▶ [THE EXERCISE]
Word for word, set down the records and skip each picture.

▶ [DATASET RECORDS]
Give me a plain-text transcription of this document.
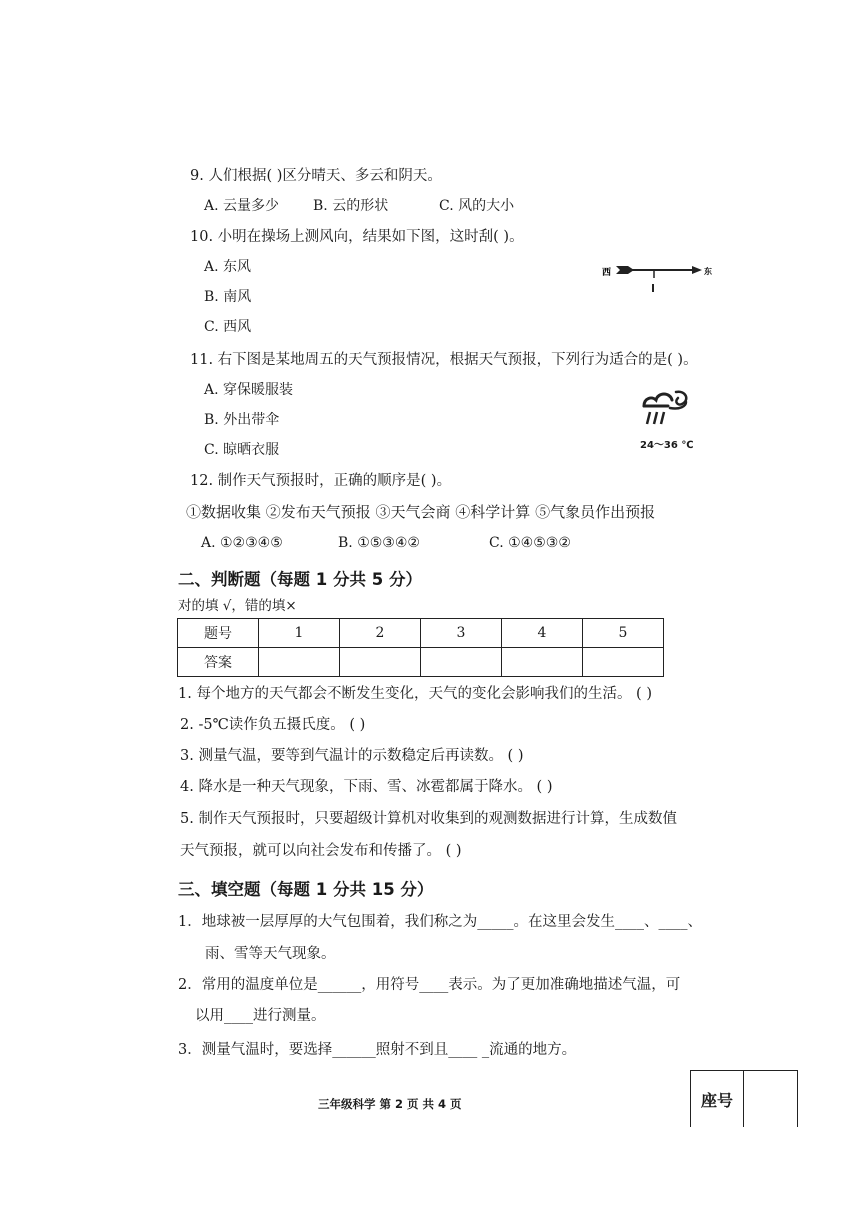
9. 人们根据( )区分晴天、多云和阴天。
A. 云量多少 B. 云的形状	C. 风的大小
10. 小明在操场上测风向，结果如下图，这时刮( )。
A. 东风
B. 南风
C. 西风
西	东
11. 右下图是某地周五的天气预报情况，根据天气预报，下列行为适合的是( )。
A. 穿保暖服装
B. 外出带伞
C. 晾晒衣服	24～36 ℃
12. 制作天气预报时，正确的顺序是( )。
①数据收集 ②发布天气预报 ③天气会商 ④科学计算 ⑤气象员作出预报
A. ①②③④⑤	B. ①⑤③④②	C. ①④⑤③②
二、判断题（每题 1 分共 5 分）
对的填 √，错的填×
题号	1	2	3	4	5
答案					
1. 每个地方的天气都会不断发生变化，天气的变化会影响我们的生活。 ( )
2. -5℃读作负五摄氏度。 ( )
3. 测量气温，要等到气温计的示数稳定后再读数。 ( )
4. 降水是一种天气现象，下雨、雪、冰雹都属于降水。 ( )
5. 制作天气预报时，只要超级计算机对收集到的观测数据进行计算，生成数值
天气预报，就可以向社会发布和传播了。 ( )
三、填空题（每题 1 分共 15 分）
1．地球被一层厚厚的大气包围着，我们称之为_____。在这里会发生____、____、
雨、雪等天气现象。
2．常用的温度单位是______，用符号____表示。为了更加准确地描述气温，可
以用____进行测量。
3．测量气温时，要选择______照射不到且____ _流通的地方。
三年级科学 第 2 页 共 4 页	座号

▶ [WORKED SOLUTION]
Give me a plain-text transcription of this document.
9. 人们根据( )区分晴天、多云和阴天。
A. 云量多少 B. 云的形状	C. 风的大小
10. 小明在操场上测风向，结果如下图，这时刮( )。
A. 东风
B. 南风
C. 西风
西	东
11. 右下图是某地周五的天气预报情况，根据天气预报，下列行为适合的是( )。
A. 穿保暖服装
B. 外出带伞
C. 晾晒衣服	24～36 ℃
12. 制作天气预报时，正确的顺序是( )。
①数据收集 ②发布天气预报 ③天气会商 ④科学计算 ⑤气象员作出预报
A. ①②③④⑤	B. ①⑤③④②	C. ①④⑤③②
二、判断题（每题 1 分共 5 分）
对的填 √，错的填×
题号	1	2	3	4	5
答案					
1. 每个地方的天气都会不断发生变化，天气的变化会影响我们的生活。 ( )
2. -5℃读作负五摄氏度。 ( )
3. 测量气温，要等到气温计的示数稳定后再读数。 ( )
4. 降水是一种天气现象，下雨、雪、冰雹都属于降水。 ( )
5. 制作天气预报时，只要超级计算机对收集到的观测数据进行计算，生成数值
天气预报，就可以向社会发布和传播了。 ( )
三、填空题（每题 1 分共 15 分）
1．地球被一层厚厚的大气包围着，我们称之为_____。在这里会发生____、____、
雨、雪等天气现象。
2．常用的温度单位是______，用符号____表示。为了更加准确地描述气温，可
以用____进行测量。
3．测量气温时，要选择______照射不到且____ _流通的地方。
三年级科学 第 2 页 共 4 页	座号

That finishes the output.